WHAT YOU HAVE TO DO
Tally the lines in the following entries that include the word "四个意识"; state only the total.

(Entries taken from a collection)

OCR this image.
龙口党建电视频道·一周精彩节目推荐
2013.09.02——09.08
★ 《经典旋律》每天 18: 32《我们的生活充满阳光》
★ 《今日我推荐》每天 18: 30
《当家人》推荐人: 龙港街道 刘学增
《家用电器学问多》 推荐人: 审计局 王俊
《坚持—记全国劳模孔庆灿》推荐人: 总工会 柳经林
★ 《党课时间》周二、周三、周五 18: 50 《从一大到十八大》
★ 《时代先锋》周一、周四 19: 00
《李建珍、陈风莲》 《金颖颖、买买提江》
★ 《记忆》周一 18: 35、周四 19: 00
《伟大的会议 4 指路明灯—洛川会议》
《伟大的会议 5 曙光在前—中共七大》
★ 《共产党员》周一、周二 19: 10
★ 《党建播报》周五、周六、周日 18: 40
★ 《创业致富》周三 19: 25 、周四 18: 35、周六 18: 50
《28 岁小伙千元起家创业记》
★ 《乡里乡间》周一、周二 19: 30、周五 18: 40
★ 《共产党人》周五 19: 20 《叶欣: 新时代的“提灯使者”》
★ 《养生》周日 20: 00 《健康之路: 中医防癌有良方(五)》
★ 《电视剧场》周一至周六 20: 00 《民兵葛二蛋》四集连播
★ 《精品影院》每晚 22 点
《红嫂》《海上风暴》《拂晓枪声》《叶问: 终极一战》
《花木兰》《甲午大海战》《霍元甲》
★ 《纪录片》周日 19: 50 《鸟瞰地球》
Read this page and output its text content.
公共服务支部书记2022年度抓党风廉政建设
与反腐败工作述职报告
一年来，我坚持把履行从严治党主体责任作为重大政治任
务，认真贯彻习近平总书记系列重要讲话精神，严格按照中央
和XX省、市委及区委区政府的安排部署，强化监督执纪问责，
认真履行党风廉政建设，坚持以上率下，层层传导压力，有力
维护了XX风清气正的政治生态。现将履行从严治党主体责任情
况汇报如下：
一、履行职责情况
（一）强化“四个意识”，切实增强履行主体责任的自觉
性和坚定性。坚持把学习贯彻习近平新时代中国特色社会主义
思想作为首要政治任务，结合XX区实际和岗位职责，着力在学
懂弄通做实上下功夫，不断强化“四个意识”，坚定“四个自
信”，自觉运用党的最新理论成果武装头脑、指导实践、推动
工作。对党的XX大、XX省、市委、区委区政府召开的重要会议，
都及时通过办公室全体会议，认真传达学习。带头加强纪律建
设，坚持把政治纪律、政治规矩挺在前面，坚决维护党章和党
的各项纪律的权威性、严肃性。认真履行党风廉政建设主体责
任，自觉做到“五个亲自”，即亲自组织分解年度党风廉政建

TASK RESULT
2